What lines of the data include the string "THEREOF"? Copy them all.
──────── Provided data
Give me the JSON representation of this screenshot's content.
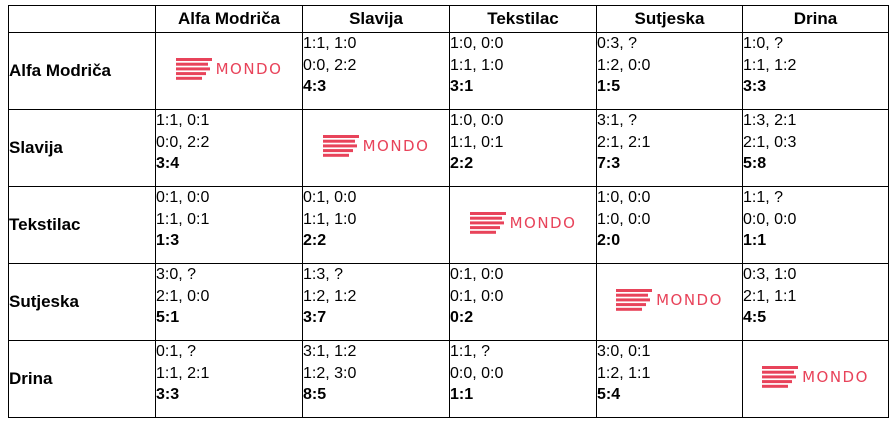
{
  "columns": [
    "Alfa Modriča",
    "Slavija",
    "Tekstilac",
    "Sutjeska",
    "Drina"
  ],
  "brand": {
    "name": "MONDO",
    "color": "#e8435a"
  },
  "rows": [
    {
      "team": "Alfa Modriča",
      "cells": [
        null,
        {
          "line1": "1:1, 1:0",
          "line2": "0:0, 2:2",
          "result": "4:3"
        },
        {
          "line1": "1:0, 0:0",
          "line2": "1:1, 1:0",
          "result": "3:1"
        },
        {
          "line1": "0:3, ?",
          "line2": "1:2, 0:0",
          "result": "1:5"
        },
        {
          "line1": "1:0, ?",
          "line2": "1:1, 1:2",
          "result": "3:3"
        }
      ]
    },
    {
      "team": "Slavija",
      "cells": [
        {
          "line1": "1:1, 0:1",
          "line2": "0:0, 2:2",
          "result": "3:4"
        },
        null,
        {
          "line1": "1:0, 0:0",
          "line2": "1:1, 0:1",
          "result": "2:2"
        },
        {
          "line1": "3:1, ?",
          "line2": "2:1, 2:1",
          "result": "7:3"
        },
        {
          "line1": "1:3, 2:1",
          "line2": "2:1, 0:3",
          "result": "5:8"
        }
      ]
    },
    {
      "team": "Tekstilac",
      "cells": [
        {
          "line1": "0:1, 0:0",
          "line2": "1:1, 0:1",
          "result": "1:3"
        },
        {
          "line1": "0:1, 0:0",
          "line2": "1:1, 1:0",
          "result": "2:2"
        },
        null,
        {
          "line1": "1:0, 0:0",
          "line2": "1:0, 0:0",
          "result": "2:0"
        },
        {
          "line1": "1:1, ?",
          "line2": "0:0, 0:0",
          "result": "1:1"
        }
      ]
    },
    {
      "team": "Sutjeska",
      "cells": [
        {
          "line1": "3:0, ?",
          "line2": "2:1, 0:0",
          "result": "5:1"
        },
        {
          "line1": "1:3, ?",
          "line2": "1:2, 1:2",
          "result": "3:7"
        },
        {
          "line1": "0:1, 0:0",
          "line2": "0:1, 0:0",
          "result": "0:2"
        },
        null,
        {
          "line1": "0:3, 1:0",
          "line2": "2:1, 1:1",
          "result": "4:5"
        }
      ]
    },
    {
      "team": "Drina",
      "cells": [
        {
          "line1": "0:1, ?",
          "line2": "1:1, 2:1",
          "result": "3:3"
        },
        {
          "line1": "3:1, 1:2",
          "line2": "1:2, 3:0",
          "result": "8:5"
        },
        {
          "line1": "1:1, ?",
          "line2": "0:0, 0:0",
          "result": "1:1"
        },
        {
          "line1": "3:0, 0:1",
          "line2": "1:2, 1:1",
          "result": "5:4"
        },
        null
      ]
    }
  ]
}
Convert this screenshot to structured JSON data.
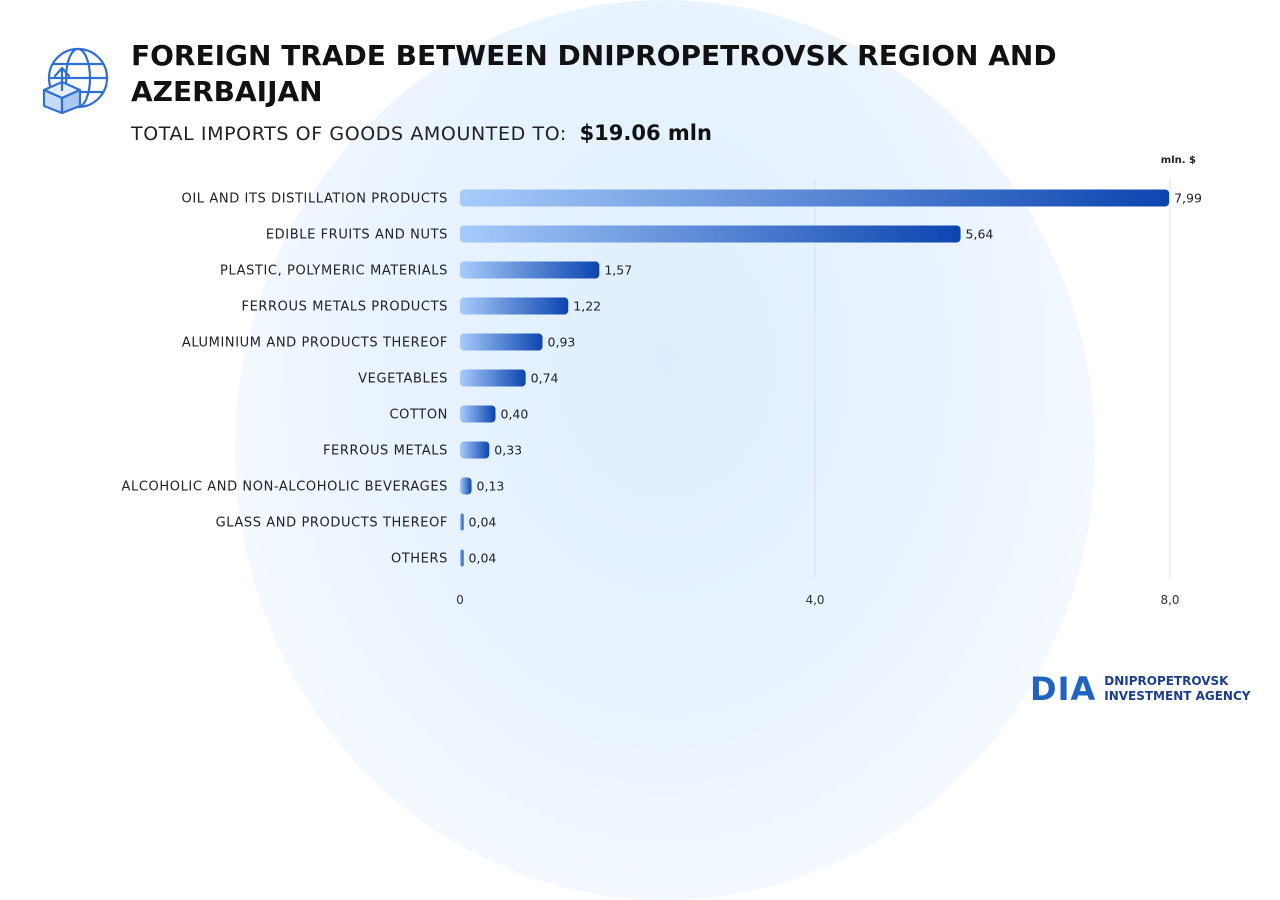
{
  "header": {
    "title": "FOREIGN TRADE BETWEEN DNIPROPETROVSK REGION AND AZERBAIJAN",
    "subtitle_label": "TOTAL IMPORTS OF GOODS AMOUNTED TO:",
    "subtitle_value": "$19.06 mln",
    "icon": "globe-box-upload-icon"
  },
  "chart_data": {
    "type": "bar",
    "orientation": "horizontal",
    "unit": "mln. $",
    "categories": [
      "OIL AND ITS DISTILLATION PRODUCTS",
      "EDIBLE FRUITS AND NUTS",
      "PLASTIC, POLYMERIC MATERIALS",
      "FERROUS METALS PRODUCTS",
      "ALUMINIUM AND PRODUCTS THEREOF",
      "VEGETABLES",
      "COTTON",
      "FERROUS METALS",
      "ALCOHOLIC AND NON-ALCOHOLIC BEVERAGES",
      "GLASS AND PRODUCTS THEREOF",
      "OTHERS"
    ],
    "values": [
      7.99,
      5.64,
      1.57,
      1.22,
      0.93,
      0.74,
      0.4,
      0.33,
      0.13,
      0.04,
      0.04
    ],
    "value_labels": [
      "7,99",
      "5,64",
      "1,57",
      "1,22",
      "0,93",
      "0,74",
      "0,40",
      "0,33",
      "0,13",
      "0,04",
      "0,04"
    ],
    "xlim": [
      0,
      8.0
    ],
    "ticks": [
      0,
      4.0,
      8.0
    ],
    "tick_labels": [
      "0",
      "4,0",
      "8,0"
    ],
    "grid": true,
    "colors": {
      "bar_start": "#a8cbfb",
      "bar_end": "#0c45b0"
    }
  },
  "footer": {
    "logo_mark": "DIA",
    "logo_line1": "DNIPROPETROVSK",
    "logo_line2": "INVESTMENT AGENCY",
    "brand_color": "#1f63c4"
  }
}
────────────────
• Reply to the exercise
      "ALUMINIUM AND PRODUCTS THEREOF",
      "GLASS AND PRODUCTS THEREOF",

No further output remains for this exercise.